_What the task requires:_
Spot each line that carries the word "Accounting"; copy those lines.

_Exercise material:_
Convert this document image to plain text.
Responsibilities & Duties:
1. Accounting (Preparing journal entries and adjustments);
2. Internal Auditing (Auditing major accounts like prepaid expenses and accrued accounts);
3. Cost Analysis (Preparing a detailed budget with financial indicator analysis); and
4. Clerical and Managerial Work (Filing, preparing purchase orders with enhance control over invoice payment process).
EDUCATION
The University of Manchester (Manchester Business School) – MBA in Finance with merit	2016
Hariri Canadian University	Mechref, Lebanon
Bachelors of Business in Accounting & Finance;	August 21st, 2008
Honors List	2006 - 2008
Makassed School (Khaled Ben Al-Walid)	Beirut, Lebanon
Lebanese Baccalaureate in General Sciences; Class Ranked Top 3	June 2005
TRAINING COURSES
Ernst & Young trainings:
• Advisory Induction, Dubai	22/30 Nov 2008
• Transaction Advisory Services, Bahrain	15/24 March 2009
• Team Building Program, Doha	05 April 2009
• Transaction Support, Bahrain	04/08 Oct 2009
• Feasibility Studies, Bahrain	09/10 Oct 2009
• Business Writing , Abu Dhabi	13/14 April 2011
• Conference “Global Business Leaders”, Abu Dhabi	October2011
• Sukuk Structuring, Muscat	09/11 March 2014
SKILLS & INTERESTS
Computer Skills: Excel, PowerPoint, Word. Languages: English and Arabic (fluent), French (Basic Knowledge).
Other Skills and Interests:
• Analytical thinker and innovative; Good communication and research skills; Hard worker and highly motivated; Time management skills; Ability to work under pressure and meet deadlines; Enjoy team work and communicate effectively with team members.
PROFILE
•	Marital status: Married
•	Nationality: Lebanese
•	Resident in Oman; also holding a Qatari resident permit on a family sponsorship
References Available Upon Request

_Solution to this exercise:_
1. Accounting (Preparing journal entries and adjustments);
Bachelors of Business in Accounting & Finance;	August 21st, 2008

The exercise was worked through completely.